### Task
Return all of the data exactly as given.
** start Provided entries **
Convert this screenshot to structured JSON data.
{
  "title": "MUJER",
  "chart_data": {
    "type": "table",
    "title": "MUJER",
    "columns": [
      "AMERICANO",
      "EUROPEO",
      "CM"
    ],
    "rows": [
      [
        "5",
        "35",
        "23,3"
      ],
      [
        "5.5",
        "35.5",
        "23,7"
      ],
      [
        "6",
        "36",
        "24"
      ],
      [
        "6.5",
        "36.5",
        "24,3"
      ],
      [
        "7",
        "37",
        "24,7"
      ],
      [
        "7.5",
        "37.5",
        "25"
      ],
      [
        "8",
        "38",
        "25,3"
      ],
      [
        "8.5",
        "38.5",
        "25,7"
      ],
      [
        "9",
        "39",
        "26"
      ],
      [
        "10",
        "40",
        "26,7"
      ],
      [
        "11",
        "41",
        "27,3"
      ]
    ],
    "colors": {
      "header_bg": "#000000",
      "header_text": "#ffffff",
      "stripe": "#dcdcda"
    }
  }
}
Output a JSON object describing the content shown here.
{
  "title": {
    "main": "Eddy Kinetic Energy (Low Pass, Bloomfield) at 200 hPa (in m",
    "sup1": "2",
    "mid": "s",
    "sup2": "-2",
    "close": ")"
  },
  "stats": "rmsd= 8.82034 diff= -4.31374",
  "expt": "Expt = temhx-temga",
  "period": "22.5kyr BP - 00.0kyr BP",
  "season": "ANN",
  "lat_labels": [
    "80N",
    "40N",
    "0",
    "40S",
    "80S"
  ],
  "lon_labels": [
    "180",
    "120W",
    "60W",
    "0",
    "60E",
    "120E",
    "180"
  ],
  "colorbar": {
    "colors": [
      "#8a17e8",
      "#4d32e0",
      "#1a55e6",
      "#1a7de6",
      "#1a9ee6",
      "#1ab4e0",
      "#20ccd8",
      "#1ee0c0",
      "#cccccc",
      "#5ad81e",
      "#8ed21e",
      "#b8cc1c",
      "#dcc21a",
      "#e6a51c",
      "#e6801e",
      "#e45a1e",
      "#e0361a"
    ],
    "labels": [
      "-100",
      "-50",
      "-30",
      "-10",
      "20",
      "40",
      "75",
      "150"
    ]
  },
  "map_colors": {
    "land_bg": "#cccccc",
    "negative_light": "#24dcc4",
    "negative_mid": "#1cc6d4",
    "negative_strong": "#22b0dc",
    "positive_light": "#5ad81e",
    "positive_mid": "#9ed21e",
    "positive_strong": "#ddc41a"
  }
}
** end Provided entries **
### Answer for the task
Convert this screenshot to structured JSON data.
{
  "title": "MUJER",
  "chart_data": {
    "type": "table",
    "title": "MUJER",
    "columns": [
      "AMERICANO",
      "EUROPEO",
      "CM"
    ],
    "rows": [
      [
        "5",
        "35",
        "23,3"
      ],
      [
        "5.5",
        "35.5",
        "23,7"
      ],
      [
        "6",
        "36",
        "24"
      ],
      [
        "6.5",
        "36.5",
        "24,3"
      ],
      [
        "7",
        "37",
        "24,7"
      ],
      [
        "7.5",
        "37.5",
        "25"
      ],
      [
        "8",
        "38",
        "25,3"
      ],
      [
        "8.5",
        "38.5",
        "25,7"
      ],
      [
        "9",
        "39",
        "26"
      ],
      [
        "10",
        "40",
        "26,7"
      ],
      [
        "11",
        "41",
        "27,3"
      ]
    ],
    "colors": {
      "header_bg": "#000000",
      "header_text": "#ffffff",
      "stripe": "#dcdcda"
    }
  }
}
Output a JSON object describing the content shown here.
{
  "title": {
    "main": "Eddy Kinetic Energy (Low Pass, Bloomfield) at 200 hPa (in m",
    "sup1": "2",
    "mid": "s",
    "sup2": "-2",
    "close": ")"
  },
  "stats": "rmsd= 8.82034 diff= -4.31374",
  "expt": "Expt = temhx-temga",
  "period": "22.5kyr BP - 00.0kyr BP",
  "season": "ANN",
  "lat_labels": [
    "80N",
    "40N",
    "0",
    "40S",
    "80S"
  ],
  "lon_labels": [
    "180",
    "120W",
    "60W",
    "0",
    "60E",
    "120E",
    "180"
  ],
  "colorbar": {
    "colors": [
      "#8a17e8",
      "#4d32e0",
      "#1a55e6",
      "#1a7de6",
      "#1a9ee6",
      "#1ab4e0",
      "#20ccd8",
      "#1ee0c0",
      "#cccccc",
      "#5ad81e",
      "#8ed21e",
      "#b8cc1c",
      "#dcc21a",
      "#e6a51c",
      "#e6801e",
      "#e45a1e",
      "#e0361a"
    ],
    "labels": [
      "-100",
      "-50",
      "-30",
      "-10",
      "20",
      "40",
      "75",
      "150"
    ]
  },
  "map_colors": {
    "land_bg": "#cccccc",
    "negative_light": "#24dcc4",
    "negative_mid": "#1cc6d4",
    "negative_strong": "#22b0dc",
    "positive_light": "#5ad81e",
    "positive_mid": "#9ed21e",
    "positive_strong": "#ddc41a"
  }
}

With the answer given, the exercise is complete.